■ PROBLEM TO SOLVE
Seek out every line containing the word "学生工好想来统计朱瑶瑶", and copy each.

(Dataset records)

########################################

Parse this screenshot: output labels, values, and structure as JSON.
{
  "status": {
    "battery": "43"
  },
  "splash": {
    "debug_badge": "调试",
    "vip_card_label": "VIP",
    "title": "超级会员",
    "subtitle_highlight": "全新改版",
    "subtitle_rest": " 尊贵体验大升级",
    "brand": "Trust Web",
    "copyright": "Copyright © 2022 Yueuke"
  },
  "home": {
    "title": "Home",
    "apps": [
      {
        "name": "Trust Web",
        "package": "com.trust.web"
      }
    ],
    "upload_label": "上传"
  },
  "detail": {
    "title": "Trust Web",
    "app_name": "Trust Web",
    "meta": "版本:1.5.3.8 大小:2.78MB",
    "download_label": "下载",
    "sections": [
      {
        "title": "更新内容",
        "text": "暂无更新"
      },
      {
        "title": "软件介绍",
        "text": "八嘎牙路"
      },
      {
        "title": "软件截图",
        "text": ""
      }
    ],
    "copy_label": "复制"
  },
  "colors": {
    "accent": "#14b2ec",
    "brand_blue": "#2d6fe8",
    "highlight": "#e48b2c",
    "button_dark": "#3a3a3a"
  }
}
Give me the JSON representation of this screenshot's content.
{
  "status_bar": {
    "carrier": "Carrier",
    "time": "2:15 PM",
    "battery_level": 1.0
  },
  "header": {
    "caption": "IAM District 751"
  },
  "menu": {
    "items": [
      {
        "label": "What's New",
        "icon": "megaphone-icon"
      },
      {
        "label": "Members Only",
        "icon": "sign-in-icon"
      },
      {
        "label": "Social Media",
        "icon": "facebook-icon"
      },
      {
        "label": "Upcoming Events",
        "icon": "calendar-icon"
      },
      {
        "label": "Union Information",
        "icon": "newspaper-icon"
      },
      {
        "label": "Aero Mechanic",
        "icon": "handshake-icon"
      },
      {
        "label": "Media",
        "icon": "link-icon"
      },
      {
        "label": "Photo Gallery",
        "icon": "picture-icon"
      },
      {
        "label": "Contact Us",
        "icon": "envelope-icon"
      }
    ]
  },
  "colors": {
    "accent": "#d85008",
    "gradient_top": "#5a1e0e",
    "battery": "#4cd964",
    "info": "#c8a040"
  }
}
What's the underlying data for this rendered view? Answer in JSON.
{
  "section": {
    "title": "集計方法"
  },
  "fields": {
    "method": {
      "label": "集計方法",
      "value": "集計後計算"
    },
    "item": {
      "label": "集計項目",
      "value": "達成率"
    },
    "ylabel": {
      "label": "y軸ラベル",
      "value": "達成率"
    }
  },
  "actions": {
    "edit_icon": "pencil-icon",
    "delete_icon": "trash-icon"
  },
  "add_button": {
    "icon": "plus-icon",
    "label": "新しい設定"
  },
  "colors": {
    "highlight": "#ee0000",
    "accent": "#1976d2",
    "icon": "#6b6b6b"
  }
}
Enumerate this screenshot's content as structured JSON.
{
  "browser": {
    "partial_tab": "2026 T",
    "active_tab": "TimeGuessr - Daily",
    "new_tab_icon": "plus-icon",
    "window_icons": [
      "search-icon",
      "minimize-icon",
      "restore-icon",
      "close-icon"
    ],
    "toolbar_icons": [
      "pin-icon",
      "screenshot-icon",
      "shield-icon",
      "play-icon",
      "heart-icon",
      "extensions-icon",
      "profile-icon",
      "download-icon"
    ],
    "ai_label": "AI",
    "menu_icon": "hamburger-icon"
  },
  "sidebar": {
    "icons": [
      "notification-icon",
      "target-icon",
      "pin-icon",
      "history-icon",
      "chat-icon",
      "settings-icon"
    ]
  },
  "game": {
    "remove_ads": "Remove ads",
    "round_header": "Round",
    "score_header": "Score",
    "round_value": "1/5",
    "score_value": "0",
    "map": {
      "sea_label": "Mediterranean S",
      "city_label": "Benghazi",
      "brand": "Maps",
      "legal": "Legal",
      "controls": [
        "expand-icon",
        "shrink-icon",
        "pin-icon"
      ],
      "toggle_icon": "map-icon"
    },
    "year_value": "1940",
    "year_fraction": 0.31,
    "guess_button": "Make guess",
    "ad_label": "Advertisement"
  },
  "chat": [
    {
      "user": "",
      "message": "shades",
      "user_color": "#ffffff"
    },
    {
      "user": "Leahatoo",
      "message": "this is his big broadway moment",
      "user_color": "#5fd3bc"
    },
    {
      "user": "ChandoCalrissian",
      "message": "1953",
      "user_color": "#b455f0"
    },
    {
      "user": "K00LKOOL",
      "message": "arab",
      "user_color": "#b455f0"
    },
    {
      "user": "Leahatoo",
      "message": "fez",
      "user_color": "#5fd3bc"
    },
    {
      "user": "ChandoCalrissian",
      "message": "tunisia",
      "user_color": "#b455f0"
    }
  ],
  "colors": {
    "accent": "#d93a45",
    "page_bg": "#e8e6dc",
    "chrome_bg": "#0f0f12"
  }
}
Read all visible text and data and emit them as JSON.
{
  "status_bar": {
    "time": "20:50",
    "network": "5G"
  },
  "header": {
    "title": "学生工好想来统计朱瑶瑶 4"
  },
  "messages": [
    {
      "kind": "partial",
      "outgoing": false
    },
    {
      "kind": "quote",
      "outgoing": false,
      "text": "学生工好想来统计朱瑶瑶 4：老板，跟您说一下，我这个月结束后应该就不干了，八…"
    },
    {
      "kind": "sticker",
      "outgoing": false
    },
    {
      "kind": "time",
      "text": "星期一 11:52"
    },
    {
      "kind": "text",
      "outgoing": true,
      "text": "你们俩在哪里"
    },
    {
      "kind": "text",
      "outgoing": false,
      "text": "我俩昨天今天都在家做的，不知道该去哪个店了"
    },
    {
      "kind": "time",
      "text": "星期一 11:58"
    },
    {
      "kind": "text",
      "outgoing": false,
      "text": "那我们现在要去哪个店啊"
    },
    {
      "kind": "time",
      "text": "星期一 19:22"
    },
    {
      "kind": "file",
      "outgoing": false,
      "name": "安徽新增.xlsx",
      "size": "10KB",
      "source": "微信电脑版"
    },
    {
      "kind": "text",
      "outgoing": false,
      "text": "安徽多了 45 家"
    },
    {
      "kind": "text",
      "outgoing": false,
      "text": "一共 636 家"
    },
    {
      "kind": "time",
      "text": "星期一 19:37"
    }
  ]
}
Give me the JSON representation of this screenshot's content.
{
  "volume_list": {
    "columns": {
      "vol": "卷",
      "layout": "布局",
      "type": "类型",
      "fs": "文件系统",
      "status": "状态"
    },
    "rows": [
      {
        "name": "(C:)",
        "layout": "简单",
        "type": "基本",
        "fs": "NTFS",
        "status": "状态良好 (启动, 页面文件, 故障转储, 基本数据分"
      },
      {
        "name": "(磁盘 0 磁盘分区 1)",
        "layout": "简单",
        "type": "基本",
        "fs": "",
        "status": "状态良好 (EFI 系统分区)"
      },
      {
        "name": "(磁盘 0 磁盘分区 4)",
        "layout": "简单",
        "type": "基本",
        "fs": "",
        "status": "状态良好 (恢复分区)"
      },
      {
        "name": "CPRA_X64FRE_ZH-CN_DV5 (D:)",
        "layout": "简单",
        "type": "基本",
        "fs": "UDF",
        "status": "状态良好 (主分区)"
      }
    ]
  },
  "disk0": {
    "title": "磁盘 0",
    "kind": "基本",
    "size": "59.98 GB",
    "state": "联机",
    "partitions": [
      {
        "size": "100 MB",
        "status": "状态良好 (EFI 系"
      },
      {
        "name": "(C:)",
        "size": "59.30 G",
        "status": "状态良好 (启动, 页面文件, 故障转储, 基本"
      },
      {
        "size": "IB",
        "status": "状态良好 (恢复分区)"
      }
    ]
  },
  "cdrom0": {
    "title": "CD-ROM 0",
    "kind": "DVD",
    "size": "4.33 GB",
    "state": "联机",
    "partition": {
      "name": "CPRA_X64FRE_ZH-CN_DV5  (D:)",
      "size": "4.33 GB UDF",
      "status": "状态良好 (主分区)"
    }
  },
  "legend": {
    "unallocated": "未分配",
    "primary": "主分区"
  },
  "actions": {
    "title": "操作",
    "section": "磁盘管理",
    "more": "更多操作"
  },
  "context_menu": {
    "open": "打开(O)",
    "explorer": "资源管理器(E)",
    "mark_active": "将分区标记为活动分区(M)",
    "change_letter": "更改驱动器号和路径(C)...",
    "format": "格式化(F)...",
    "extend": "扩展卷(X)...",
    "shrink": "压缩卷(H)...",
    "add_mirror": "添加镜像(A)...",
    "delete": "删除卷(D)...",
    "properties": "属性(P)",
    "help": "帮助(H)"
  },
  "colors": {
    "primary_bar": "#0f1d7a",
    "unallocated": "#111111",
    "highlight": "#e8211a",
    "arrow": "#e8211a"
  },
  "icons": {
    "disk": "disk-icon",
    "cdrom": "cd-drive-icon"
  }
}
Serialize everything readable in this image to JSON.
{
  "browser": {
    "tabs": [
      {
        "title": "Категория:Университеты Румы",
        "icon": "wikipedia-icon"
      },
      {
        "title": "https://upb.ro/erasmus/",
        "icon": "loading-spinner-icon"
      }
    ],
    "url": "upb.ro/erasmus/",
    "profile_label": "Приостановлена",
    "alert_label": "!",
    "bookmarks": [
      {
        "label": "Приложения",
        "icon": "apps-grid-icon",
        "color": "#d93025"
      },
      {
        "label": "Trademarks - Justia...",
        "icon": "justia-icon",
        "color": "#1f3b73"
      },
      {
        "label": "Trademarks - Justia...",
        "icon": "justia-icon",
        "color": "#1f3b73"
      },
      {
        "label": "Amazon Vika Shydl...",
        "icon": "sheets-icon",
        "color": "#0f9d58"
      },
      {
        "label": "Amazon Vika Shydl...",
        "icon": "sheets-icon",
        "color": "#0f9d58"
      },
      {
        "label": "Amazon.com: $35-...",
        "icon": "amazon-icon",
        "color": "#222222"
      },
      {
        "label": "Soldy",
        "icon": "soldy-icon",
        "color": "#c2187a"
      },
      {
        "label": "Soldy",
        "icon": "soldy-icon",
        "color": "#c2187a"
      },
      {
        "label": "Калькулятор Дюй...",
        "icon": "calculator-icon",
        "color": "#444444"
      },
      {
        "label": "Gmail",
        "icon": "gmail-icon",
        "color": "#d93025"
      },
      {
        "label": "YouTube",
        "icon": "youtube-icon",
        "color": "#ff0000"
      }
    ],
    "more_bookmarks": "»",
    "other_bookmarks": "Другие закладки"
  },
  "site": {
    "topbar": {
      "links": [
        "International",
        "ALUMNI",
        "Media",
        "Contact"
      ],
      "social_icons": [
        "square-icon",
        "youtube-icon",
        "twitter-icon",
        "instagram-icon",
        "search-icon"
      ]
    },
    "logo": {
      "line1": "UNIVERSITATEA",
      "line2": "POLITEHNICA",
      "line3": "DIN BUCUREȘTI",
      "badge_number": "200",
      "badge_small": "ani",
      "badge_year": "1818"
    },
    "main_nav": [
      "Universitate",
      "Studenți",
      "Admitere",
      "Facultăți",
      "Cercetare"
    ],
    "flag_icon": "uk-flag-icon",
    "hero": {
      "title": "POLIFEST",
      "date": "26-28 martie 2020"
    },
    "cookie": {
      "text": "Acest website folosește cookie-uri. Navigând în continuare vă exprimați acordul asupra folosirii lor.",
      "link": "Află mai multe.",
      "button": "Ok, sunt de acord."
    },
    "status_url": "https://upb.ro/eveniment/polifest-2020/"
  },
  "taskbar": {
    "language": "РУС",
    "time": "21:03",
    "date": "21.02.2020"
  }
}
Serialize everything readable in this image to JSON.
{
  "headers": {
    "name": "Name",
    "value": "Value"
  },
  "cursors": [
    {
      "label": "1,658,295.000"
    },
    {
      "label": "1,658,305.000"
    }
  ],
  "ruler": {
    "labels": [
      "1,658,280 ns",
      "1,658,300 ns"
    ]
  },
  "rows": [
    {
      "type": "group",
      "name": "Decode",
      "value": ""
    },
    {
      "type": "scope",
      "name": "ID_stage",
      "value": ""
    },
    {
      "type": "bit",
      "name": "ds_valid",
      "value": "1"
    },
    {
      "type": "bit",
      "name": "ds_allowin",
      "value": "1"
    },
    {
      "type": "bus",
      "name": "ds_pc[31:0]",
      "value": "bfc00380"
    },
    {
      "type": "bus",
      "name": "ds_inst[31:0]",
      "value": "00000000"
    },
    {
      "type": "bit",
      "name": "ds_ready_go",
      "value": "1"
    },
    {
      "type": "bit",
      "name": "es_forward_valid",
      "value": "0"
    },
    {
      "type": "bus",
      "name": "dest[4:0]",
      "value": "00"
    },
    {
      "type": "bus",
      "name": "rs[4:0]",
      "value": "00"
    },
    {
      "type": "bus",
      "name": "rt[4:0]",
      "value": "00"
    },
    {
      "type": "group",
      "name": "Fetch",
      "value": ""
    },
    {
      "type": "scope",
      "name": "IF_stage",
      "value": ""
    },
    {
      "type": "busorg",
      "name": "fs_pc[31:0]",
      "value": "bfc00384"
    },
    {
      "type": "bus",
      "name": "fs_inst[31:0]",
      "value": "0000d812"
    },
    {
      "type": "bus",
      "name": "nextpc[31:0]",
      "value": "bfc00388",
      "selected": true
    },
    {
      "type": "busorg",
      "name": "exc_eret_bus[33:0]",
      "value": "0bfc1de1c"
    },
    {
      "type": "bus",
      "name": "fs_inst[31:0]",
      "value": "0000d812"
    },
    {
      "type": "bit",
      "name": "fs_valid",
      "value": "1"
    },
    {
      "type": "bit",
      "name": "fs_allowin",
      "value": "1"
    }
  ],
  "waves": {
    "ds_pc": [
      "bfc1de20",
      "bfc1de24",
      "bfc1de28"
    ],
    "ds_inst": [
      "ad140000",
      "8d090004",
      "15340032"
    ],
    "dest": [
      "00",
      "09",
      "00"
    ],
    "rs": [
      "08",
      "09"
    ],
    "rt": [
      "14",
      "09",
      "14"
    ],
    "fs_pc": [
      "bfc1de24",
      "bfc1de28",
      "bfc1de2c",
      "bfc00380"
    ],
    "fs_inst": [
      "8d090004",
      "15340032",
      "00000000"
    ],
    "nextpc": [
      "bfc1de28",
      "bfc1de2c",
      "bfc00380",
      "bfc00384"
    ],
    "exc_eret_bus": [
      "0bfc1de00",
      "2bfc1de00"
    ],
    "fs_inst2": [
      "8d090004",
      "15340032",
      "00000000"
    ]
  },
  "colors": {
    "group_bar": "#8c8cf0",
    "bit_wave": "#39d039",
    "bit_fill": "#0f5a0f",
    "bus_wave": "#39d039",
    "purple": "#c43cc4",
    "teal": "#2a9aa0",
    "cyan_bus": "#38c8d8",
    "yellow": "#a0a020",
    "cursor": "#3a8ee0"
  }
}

########################################

■ WRITTEN SOLUTION
    "title": "学生工好想来统计朱瑶瑶 4"
      "text": "学生工好想来统计朱瑶瑶 4：老板，跟您说一下，我这个月结束后应该就不干了，八…"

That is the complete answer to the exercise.